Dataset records
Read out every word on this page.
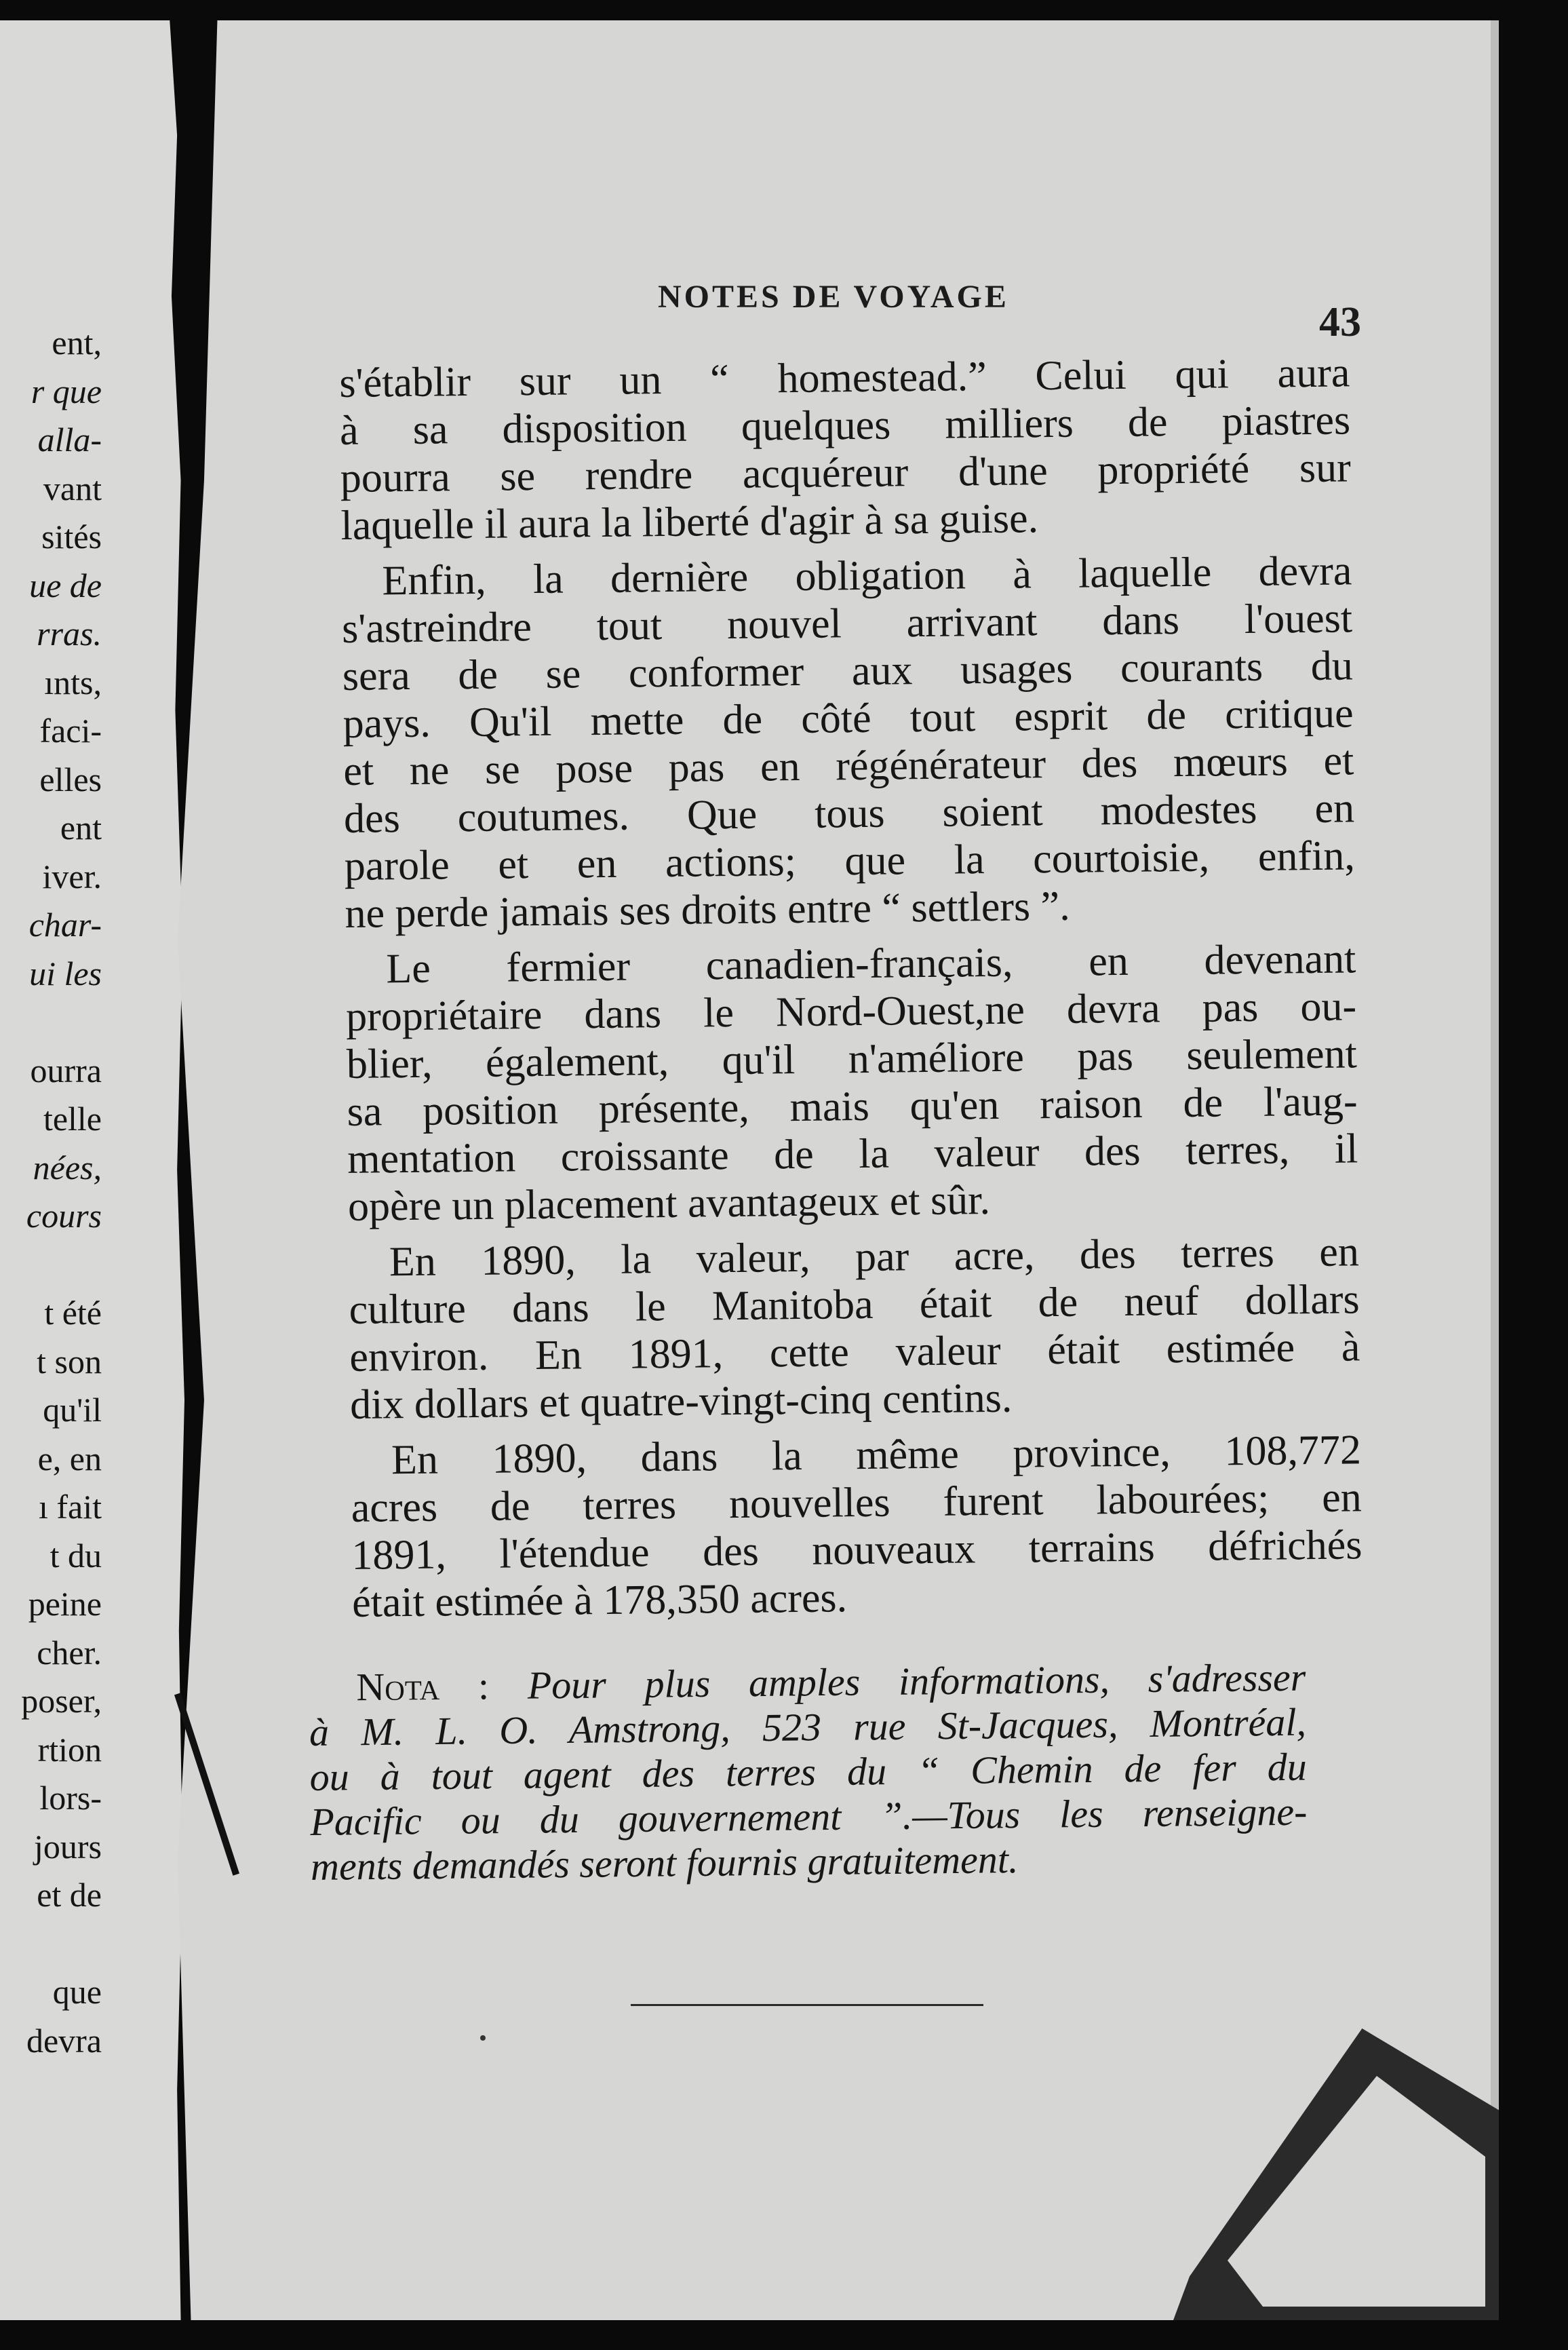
ent,
r que
alla-
vant
sités
ue de
rras.
ınts,
faci-
elles
ent
iver.
char-
ui les
ourra
telle
nées,
cours
t été
t son
qu'il
e, en
ı fait
t du
peine
cher.
poser,
rtion
lors-
jours
et de
que
devra
NOTES DE VOYAGE
43
s'établir sur un “ homestead.” Celui qui aura
à sa disposition quelques milliers de piastres
pourra se rendre acquéreur d'une propriété sur
laquelle il aura la liberté d'agir à sa guise.
Enfin, la dernière obligation à laquelle devra
s'astreindre tout nouvel arrivant dans l'ouest
sera de se conformer aux usages courants du
pays. Qu'il mette de côté tout esprit de critique
et ne se pose pas en régénérateur des mœurs et
des coutumes. Que tous soient modestes en
parole et en actions; que la courtoisie, enfin,
ne perde jamais ses droits entre “ settlers ”.
Le fermier canadien-français, en devenant
propriétaire dans le Nord-Ouest,ne devra pas ou-
blier, également, qu'il n'améliore pas seulement
sa position présente, mais qu'en raison de l'aug-
mentation croissante de la valeur des terres, il
opère un placement avantageux et sûr.
En 1890, la valeur, par acre, des terres en
culture dans le Manitoba était de neuf dollars
environ. En 1891, cette valeur était estimée à
dix dollars et quatre-vingt-cinq centins.
En 1890, dans la même province, 108,772
acres de terres nouvelles furent labourées; en
1891, l'étendue des nouveaux terrains défrichés
était estimée à 178,350 acres.
Nota : Pour plus amples informations, s'adresser
à M. L. O. Amstrong, 523 rue St-Jacques, Montréal,
ou à tout agent des terres du “ Chemin de fer du
Pacific ou du gouvernement ”.—Tous les renseigne-
ments demandés seront fournis gratuitement.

> **DIRECTIONS FOR THIS TASK**: Set down the records in full and exactly. Do not carry over any image.

> **EXPECTED OUTPUT**:
Read out every word on this page.
ent,
r que
alla-
vant
sités
ue de
rras.
ınts,
faci-
elles
ent
iver.
char-
ui les
ourra
telle
nées,
cours
t été
t son
qu'il
e, en
ı fait
t du
peine
cher.
poser,
rtion
lors-
jours
et de
que
devra
NOTES DE VOYAGE
43
s'établir sur un “ homestead.” Celui qui aura
à sa disposition quelques milliers de piastres
pourra se rendre acquéreur d'une propriété sur
laquelle il aura la liberté d'agir à sa guise.
Enfin, la dernière obligation à laquelle devra
s'astreindre tout nouvel arrivant dans l'ouest
sera de se conformer aux usages courants du
pays. Qu'il mette de côté tout esprit de critique
et ne se pose pas en régénérateur des mœurs et
des coutumes. Que tous soient modestes en
parole et en actions; que la courtoisie, enfin,
ne perde jamais ses droits entre “ settlers ”.
Le fermier canadien-français, en devenant
propriétaire dans le Nord-Ouest,ne devra pas ou-
blier, également, qu'il n'améliore pas seulement
sa position présente, mais qu'en raison de l'aug-
mentation croissante de la valeur des terres, il
opère un placement avantageux et sûr.
En 1890, la valeur, par acre, des terres en
culture dans le Manitoba était de neuf dollars
environ. En 1891, cette valeur était estimée à
dix dollars et quatre-vingt-cinq centins.
En 1890, dans la même province, 108,772
acres de terres nouvelles furent labourées; en
1891, l'étendue des nouveaux terrains défrichés
était estimée à 178,350 acres.
Nota : Pour plus amples informations, s'adresser
à M. L. O. Amstrong, 523 rue St-Jacques, Montréal,
ou à tout agent des terres du “ Chemin de fer du
Pacific ou du gouvernement ”.—Tous les renseigne-
ments demandés seront fournis gratuitement.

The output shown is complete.